## Task prompt
Reproduce the listing verbatim.

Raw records

_ _ _

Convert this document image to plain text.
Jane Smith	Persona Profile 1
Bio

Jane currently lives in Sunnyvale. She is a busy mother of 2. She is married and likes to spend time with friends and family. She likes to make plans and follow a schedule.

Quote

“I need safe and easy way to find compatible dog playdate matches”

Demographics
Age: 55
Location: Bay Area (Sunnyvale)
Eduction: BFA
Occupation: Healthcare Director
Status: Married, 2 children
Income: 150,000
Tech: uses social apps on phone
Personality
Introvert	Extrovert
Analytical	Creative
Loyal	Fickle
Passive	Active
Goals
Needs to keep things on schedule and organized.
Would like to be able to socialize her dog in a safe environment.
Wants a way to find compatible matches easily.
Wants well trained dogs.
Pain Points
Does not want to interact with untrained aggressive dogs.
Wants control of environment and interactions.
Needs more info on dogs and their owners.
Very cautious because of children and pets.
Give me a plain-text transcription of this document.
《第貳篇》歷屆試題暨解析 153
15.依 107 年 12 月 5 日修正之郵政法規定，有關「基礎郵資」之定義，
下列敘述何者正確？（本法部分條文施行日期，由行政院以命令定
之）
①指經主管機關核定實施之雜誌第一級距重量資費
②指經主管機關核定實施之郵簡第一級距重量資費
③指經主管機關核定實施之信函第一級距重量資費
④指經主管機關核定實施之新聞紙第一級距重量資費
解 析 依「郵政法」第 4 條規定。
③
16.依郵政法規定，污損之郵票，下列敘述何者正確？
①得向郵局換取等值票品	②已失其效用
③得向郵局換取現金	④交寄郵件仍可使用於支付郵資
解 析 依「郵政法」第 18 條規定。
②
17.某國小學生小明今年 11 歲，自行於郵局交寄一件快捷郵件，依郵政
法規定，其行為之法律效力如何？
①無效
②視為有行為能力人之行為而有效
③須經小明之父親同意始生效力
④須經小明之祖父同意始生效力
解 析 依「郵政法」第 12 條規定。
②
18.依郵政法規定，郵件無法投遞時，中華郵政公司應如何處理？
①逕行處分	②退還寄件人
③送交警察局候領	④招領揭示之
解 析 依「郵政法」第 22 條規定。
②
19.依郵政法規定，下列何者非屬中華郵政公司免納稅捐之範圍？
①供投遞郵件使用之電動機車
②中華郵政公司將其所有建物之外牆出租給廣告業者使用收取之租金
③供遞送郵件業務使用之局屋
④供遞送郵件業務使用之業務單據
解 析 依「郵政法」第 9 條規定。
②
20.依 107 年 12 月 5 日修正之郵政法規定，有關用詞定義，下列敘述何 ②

_ _ _

## Solution to the exercise
Convert this document image to plain text.
Jane Smith	Persona Profile 1
Bio

Jane currently lives in Sunnyvale. She is a busy mother of 2. She is married and likes to spend time with friends and family. She likes to make plans and follow a schedule.

Quote

“I need safe and easy way to find compatible dog playdate matches”

Demographics
Age: 55
Location: Bay Area (Sunnyvale)
Eduction: BFA
Occupation: Healthcare Director
Status: Married, 2 children
Income: 150,000
Tech: uses social apps on phone
Personality
Introvert	Extrovert
Analytical	Creative
Loyal	Fickle
Passive	Active
Goals
Needs to keep things on schedule and organized.
Would like to be able to socialize her dog in a safe environment.
Wants a way to find compatible matches easily.
Wants well trained dogs.
Pain Points
Does not want to interact with untrained aggressive dogs.
Wants control of environment and interactions.
Needs more info on dogs and their owners.
Very cautious because of children and pets.
Give me a plain-text transcription of this document.
《第貳篇》歷屆試題暨解析 153
15.依 107 年 12 月 5 日修正之郵政法規定，有關「基礎郵資」之定義，
下列敘述何者正確？（本法部分條文施行日期，由行政院以命令定
之）
①指經主管機關核定實施之雜誌第一級距重量資費
②指經主管機關核定實施之郵簡第一級距重量資費
③指經主管機關核定實施之信函第一級距重量資費
④指經主管機關核定實施之新聞紙第一級距重量資費
解 析 依「郵政法」第 4 條規定。
③
16.依郵政法規定，污損之郵票，下列敘述何者正確？
①得向郵局換取等值票品	②已失其效用
③得向郵局換取現金	④交寄郵件仍可使用於支付郵資
解 析 依「郵政法」第 18 條規定。
②
17.某國小學生小明今年 11 歲，自行於郵局交寄一件快捷郵件，依郵政
法規定，其行為之法律效力如何？
①無效
②視為有行為能力人之行為而有效
③須經小明之父親同意始生效力
④須經小明之祖父同意始生效力
解 析 依「郵政法」第 12 條規定。
②
18.依郵政法規定，郵件無法投遞時，中華郵政公司應如何處理？
①逕行處分	②退還寄件人
③送交警察局候領	④招領揭示之
解 析 依「郵政法」第 22 條規定。
②
19.依郵政法規定，下列何者非屬中華郵政公司免納稅捐之範圍？
①供投遞郵件使用之電動機車
②中華郵政公司將其所有建物之外牆出租給廣告業者使用收取之租金
③供遞送郵件業務使用之局屋
④供遞送郵件業務使用之業務單據
解 析 依「郵政法」第 9 條規定。
②
20.依 107 年 12 月 5 日修正之郵政法規定，有關用詞定義，下列敘述何 ②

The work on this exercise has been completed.